> _WHAT NEEDS TO BE DONE_
Restate the whole listing exactly.

start RECORDS TO USE

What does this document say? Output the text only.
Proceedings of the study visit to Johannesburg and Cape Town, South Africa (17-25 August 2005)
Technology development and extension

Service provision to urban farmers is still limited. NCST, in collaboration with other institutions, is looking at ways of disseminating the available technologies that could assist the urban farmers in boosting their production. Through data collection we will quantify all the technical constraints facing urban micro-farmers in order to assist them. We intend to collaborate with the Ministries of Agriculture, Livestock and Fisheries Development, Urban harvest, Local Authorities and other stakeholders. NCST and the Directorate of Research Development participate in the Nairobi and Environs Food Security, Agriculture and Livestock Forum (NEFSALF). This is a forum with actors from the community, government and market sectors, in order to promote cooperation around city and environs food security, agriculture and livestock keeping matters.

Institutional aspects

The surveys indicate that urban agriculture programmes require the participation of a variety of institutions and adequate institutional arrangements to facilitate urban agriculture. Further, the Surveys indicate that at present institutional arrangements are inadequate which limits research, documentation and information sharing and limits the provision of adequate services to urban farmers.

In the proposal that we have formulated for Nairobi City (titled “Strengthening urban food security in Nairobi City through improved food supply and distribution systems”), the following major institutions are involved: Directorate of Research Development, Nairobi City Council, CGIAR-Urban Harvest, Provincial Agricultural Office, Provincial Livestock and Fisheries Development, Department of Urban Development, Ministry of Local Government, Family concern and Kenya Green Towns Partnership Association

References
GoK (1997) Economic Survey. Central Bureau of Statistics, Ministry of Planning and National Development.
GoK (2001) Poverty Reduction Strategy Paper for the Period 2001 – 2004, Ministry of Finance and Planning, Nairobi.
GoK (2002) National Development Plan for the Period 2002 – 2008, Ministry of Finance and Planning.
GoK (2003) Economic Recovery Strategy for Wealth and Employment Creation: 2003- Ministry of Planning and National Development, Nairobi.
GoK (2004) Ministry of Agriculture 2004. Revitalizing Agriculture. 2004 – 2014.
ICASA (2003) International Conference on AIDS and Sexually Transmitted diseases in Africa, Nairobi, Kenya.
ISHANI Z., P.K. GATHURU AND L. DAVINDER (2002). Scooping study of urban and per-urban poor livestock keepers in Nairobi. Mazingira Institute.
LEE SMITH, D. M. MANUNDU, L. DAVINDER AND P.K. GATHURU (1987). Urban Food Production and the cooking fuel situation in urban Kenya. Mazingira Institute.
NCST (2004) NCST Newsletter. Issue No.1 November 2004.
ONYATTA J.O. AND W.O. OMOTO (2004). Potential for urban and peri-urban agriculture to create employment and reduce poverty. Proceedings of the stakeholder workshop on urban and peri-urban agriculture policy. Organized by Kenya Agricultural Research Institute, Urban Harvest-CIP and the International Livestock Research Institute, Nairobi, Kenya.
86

end RECORDS TO USE

> _TASK RESULT_
What does this document say? Output the text only.
Proceedings of the study visit to Johannesburg and Cape Town, South Africa (17-25 August 2005)
Technology development and extension

Service provision to urban farmers is still limited. NCST, in collaboration with other institutions, is looking at ways of disseminating the available technologies that could assist the urban farmers in boosting their production. Through data collection we will quantify all the technical constraints facing urban micro-farmers in order to assist them. We intend to collaborate with the Ministries of Agriculture, Livestock and Fisheries Development, Urban harvest, Local Authorities and other stakeholders. NCST and the Directorate of Research Development participate in the Nairobi and Environs Food Security, Agriculture and Livestock Forum (NEFSALF). This is a forum with actors from the community, government and market sectors, in order to promote cooperation around city and environs food security, agriculture and livestock keeping matters.

Institutional aspects

The surveys indicate that urban agriculture programmes require the participation of a variety of institutions and adequate institutional arrangements to facilitate urban agriculture. Further, the Surveys indicate that at present institutional arrangements are inadequate which limits research, documentation and information sharing and limits the provision of adequate services to urban farmers.

In the proposal that we have formulated for Nairobi City (titled “Strengthening urban food security in Nairobi City through improved food supply and distribution systems”), the following major institutions are involved: Directorate of Research Development, Nairobi City Council, CGIAR-Urban Harvest, Provincial Agricultural Office, Provincial Livestock and Fisheries Development, Department of Urban Development, Ministry of Local Government, Family concern and Kenya Green Towns Partnership Association

References
GoK (1997) Economic Survey. Central Bureau of Statistics, Ministry of Planning and National Development.
GoK (2001) Poverty Reduction Strategy Paper for the Period 2001 – 2004, Ministry of Finance and Planning, Nairobi.
GoK (2002) National Development Plan for the Period 2002 – 2008, Ministry of Finance and Planning.
GoK (2003) Economic Recovery Strategy for Wealth and Employment Creation: 2003- Ministry of Planning and National Development, Nairobi.
GoK (2004) Ministry of Agriculture 2004. Revitalizing Agriculture. 2004 – 2014.
ICASA (2003) International Conference on AIDS and Sexually Transmitted diseases in Africa, Nairobi, Kenya.
ISHANI Z., P.K. GATHURU AND L. DAVINDER (2002). Scooping study of urban and per-urban poor livestock keepers in Nairobi. Mazingira Institute.
LEE SMITH, D. M. MANUNDU, L. DAVINDER AND P.K. GATHURU (1987). Urban Food Production and the cooking fuel situation in urban Kenya. Mazingira Institute.
NCST (2004) NCST Newsletter. Issue No.1 November 2004.
ONYATTA J.O. AND W.O. OMOTO (2004). Potential for urban and peri-urban agriculture to create employment and reduce poverty. Proceedings of the stakeholder workshop on urban and peri-urban agriculture policy. Organized by Kenya Agricultural Research Institute, Urban Harvest-CIP and the International Livestock Research Institute, Nairobi, Kenya.
86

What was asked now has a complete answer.